Work to do => All entries are to be given again verbatim.

Material provided =>

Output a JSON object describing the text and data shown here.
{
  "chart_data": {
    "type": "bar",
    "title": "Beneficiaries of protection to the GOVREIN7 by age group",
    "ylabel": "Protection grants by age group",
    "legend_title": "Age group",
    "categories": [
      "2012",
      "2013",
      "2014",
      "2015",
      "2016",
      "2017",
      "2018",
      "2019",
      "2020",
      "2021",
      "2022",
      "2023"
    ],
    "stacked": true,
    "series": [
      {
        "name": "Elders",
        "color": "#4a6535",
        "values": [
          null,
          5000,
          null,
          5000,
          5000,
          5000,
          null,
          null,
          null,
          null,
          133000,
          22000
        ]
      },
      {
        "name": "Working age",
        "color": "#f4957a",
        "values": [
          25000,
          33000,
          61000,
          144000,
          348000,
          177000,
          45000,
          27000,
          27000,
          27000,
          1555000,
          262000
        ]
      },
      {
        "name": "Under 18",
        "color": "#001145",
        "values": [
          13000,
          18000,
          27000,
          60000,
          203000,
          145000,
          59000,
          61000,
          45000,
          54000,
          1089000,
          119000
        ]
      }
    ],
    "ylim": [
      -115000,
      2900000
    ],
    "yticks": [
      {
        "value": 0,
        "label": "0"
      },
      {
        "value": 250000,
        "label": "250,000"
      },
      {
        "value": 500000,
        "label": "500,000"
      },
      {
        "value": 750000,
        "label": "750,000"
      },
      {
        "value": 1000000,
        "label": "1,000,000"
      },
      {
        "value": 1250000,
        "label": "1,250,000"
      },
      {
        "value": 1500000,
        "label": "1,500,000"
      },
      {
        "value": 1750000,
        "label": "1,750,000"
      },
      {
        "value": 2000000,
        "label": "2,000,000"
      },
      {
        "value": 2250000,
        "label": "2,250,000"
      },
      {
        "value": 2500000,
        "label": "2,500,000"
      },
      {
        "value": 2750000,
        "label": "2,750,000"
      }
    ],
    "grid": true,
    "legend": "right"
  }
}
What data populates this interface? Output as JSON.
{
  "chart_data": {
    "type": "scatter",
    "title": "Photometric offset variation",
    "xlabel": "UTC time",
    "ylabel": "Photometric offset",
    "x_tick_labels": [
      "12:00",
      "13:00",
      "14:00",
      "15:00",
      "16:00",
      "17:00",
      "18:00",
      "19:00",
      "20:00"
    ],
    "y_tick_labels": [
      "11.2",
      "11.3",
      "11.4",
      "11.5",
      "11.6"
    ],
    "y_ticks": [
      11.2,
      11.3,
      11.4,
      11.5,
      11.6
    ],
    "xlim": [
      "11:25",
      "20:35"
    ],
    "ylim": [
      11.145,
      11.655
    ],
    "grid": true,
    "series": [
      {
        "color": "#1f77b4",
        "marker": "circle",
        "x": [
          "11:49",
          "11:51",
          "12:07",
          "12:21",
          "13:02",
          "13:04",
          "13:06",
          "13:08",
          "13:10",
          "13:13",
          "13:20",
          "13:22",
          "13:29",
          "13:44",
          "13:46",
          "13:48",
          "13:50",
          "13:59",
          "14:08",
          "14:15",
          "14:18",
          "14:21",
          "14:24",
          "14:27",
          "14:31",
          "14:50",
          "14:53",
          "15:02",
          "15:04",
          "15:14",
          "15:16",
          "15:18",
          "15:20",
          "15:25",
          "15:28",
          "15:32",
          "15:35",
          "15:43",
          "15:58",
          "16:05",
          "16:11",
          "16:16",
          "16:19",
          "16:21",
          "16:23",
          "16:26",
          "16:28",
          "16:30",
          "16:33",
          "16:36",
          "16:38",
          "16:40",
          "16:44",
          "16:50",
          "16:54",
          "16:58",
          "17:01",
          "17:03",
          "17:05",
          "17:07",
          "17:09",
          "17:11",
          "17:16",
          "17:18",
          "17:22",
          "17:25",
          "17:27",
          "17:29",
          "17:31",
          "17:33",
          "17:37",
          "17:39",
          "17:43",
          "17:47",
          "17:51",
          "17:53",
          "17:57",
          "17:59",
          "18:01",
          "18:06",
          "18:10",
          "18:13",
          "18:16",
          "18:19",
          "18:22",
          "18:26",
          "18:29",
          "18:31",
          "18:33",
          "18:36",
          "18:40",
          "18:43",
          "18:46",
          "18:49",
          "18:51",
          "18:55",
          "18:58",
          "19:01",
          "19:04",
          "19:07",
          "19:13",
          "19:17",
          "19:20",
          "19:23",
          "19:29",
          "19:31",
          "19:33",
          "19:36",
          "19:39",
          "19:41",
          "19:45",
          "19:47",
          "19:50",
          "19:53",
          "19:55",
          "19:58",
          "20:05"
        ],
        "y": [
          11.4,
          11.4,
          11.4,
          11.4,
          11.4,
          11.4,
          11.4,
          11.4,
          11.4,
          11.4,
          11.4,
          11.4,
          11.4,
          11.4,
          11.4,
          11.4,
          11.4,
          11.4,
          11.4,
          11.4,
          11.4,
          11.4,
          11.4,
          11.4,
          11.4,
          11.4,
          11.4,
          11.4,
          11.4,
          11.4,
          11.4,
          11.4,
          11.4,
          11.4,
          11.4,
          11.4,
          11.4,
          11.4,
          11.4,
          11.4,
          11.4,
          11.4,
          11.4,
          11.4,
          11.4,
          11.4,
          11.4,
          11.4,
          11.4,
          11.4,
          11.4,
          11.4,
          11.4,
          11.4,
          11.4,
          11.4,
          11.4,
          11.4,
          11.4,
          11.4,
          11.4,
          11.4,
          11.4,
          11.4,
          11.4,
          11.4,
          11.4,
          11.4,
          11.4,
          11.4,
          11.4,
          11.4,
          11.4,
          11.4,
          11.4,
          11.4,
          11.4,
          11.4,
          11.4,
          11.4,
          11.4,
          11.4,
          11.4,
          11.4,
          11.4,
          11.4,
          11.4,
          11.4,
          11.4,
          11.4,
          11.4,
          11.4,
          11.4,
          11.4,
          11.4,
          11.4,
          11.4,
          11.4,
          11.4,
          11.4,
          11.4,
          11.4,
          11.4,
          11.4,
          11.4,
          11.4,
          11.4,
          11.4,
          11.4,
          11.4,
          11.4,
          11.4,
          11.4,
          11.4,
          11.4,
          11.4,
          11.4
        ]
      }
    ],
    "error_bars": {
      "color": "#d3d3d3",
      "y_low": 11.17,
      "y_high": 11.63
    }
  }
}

Exercise response =>
Output a JSON object describing the text and data shown here.
{
  "chart_data": {
    "type": "bar",
    "title": "Beneficiaries of protection to the GOVREIN7 by age group",
    "ylabel": "Protection grants by age group",
    "legend_title": "Age group",
    "categories": [
      "2012",
      "2013",
      "2014",
      "2015",
      "2016",
      "2017",
      "2018",
      "2019",
      "2020",
      "2021",
      "2022",
      "2023"
    ],
    "stacked": true,
    "series": [
      {
        "name": "Elders",
        "color": "#4a6535",
        "values": [
          null,
          5000,
          null,
          5000,
          5000,
          5000,
          null,
          null,
          null,
          null,
          133000,
          22000
        ]
      },
      {
        "name": "Working age",
        "color": "#f4957a",
        "values": [
          25000,
          33000,
          61000,
          144000,
          348000,
          177000,
          45000,
          27000,
          27000,
          27000,
          1555000,
          262000
        ]
      },
      {
        "name": "Under 18",
        "color": "#001145",
        "values": [
          13000,
          18000,
          27000,
          60000,
          203000,
          145000,
          59000,
          61000,
          45000,
          54000,
          1089000,
          119000
        ]
      }
    ],
    "ylim": [
      -115000,
      2900000
    ],
    "yticks": [
      {
        "value": 0,
        "label": "0"
      },
      {
        "value": 250000,
        "label": "250,000"
      },
      {
        "value": 500000,
        "label": "500,000"
      },
      {
        "value": 750000,
        "label": "750,000"
      },
      {
        "value": 1000000,
        "label": "1,000,000"
      },
      {
        "value": 1250000,
        "label": "1,250,000"
      },
      {
        "value": 1500000,
        "label": "1,500,000"
      },
      {
        "value": 1750000,
        "label": "1,750,000"
      },
      {
        "value": 2000000,
        "label": "2,000,000"
      },
      {
        "value": 2250000,
        "label": "2,250,000"
      },
      {
        "value": 2500000,
        "label": "2,500,000"
      },
      {
        "value": 2750000,
        "label": "2,750,000"
      }
    ],
    "grid": true,
    "legend": "right"
  }
}
What data populates this interface? Output as JSON.
{
  "chart_data": {
    "type": "scatter",
    "title": "Photometric offset variation",
    "xlabel": "UTC time",
    "ylabel": "Photometric offset",
    "x_tick_labels": [
      "12:00",
      "13:00",
      "14:00",
      "15:00",
      "16:00",
      "17:00",
      "18:00",
      "19:00",
      "20:00"
    ],
    "y_tick_labels": [
      "11.2",
      "11.3",
      "11.4",
      "11.5",
      "11.6"
    ],
    "y_ticks": [
      11.2,
      11.3,
      11.4,
      11.5,
      11.6
    ],
    "xlim": [
      "11:25",
      "20:35"
    ],
    "ylim": [
      11.145,
      11.655
    ],
    "grid": true,
    "series": [
      {
        "color": "#1f77b4",
        "marker": "circle",
        "x": [
          "11:49",
          "11:51",
          "12:07",
          "12:21",
          "13:02",
          "13:04",
          "13:06",
          "13:08",
          "13:10",
          "13:13",
          "13:20",
          "13:22",
          "13:29",
          "13:44",
          "13:46",
          "13:48",
          "13:50",
          "13:59",
          "14:08",
          "14:15",
          "14:18",
          "14:21",
          "14:24",
          "14:27",
          "14:31",
          "14:50",
          "14:53",
          "15:02",
          "15:04",
          "15:14",
          "15:16",
          "15:18",
          "15:20",
          "15:25",
          "15:28",
          "15:32",
          "15:35",
          "15:43",
          "15:58",
          "16:05",
          "16:11",
          "16:16",
          "16:19",
          "16:21",
          "16:23",
          "16:26",
          "16:28",
          "16:30",
          "16:33",
          "16:36",
          "16:38",
          "16:40",
          "16:44",
          "16:50",
          "16:54",
          "16:58",
          "17:01",
          "17:03",
          "17:05",
          "17:07",
          "17:09",
          "17:11",
          "17:16",
          "17:18",
          "17:22",
          "17:25",
          "17:27",
          "17:29",
          "17:31",
          "17:33",
          "17:37",
          "17:39",
          "17:43",
          "17:47",
          "17:51",
          "17:53",
          "17:57",
          "17:59",
          "18:01",
          "18:06",
          "18:10",
          "18:13",
          "18:16",
          "18:19",
          "18:22",
          "18:26",
          "18:29",
          "18:31",
          "18:33",
          "18:36",
          "18:40",
          "18:43",
          "18:46",
          "18:49",
          "18:51",
          "18:55",
          "18:58",
          "19:01",
          "19:04",
          "19:07",
          "19:13",
          "19:17",
          "19:20",
          "19:23",
          "19:29",
          "19:31",
          "19:33",
          "19:36",
          "19:39",
          "19:41",
          "19:45",
          "19:47",
          "19:50",
          "19:53",
          "19:55",
          "19:58",
          "20:05"
        ],
        "y": [
          11.4,
          11.4,
          11.4,
          11.4,
          11.4,
          11.4,
          11.4,
          11.4,
          11.4,
          11.4,
          11.4,
          11.4,
          11.4,
          11.4,
          11.4,
          11.4,
          11.4,
          11.4,
          11.4,
          11.4,
          11.4,
          11.4,
          11.4,
          11.4,
          11.4,
          11.4,
          11.4,
          11.4,
          11.4,
          11.4,
          11.4,
          11.4,
          11.4,
          11.4,
          11.4,
          11.4,
          11.4,
          11.4,
          11.4,
          11.4,
          11.4,
          11.4,
          11.4,
          11.4,
          11.4,
          11.4,
          11.4,
          11.4,
          11.4,
          11.4,
          11.4,
          11.4,
          11.4,
          11.4,
          11.4,
          11.4,
          11.4,
          11.4,
          11.4,
          11.4,
          11.4,
          11.4,
          11.4,
          11.4,
          11.4,
          11.4,
          11.4,
          11.4,
          11.4,
          11.4,
          11.4,
          11.4,
          11.4,
          11.4,
          11.4,
          11.4,
          11.4,
          11.4,
          11.4,
          11.4,
          11.4,
          11.4,
          11.4,
          11.4,
          11.4,
          11.4,
          11.4,
          11.4,
          11.4,
          11.4,
          11.4,
          11.4,
          11.4,
          11.4,
          11.4,
          11.4,
          11.4,
          11.4,
          11.4,
          11.4,
          11.4,
          11.4,
          11.4,
          11.4,
          11.4,
          11.4,
          11.4,
          11.4,
          11.4,
          11.4,
          11.4,
          11.4,
          11.4,
          11.4,
          11.4,
          11.4,
          11.4
        ]
      }
    ],
    "error_bars": {
      "color": "#d3d3d3",
      "y_low": 11.17,
      "y_high": 11.63
    }
  }
}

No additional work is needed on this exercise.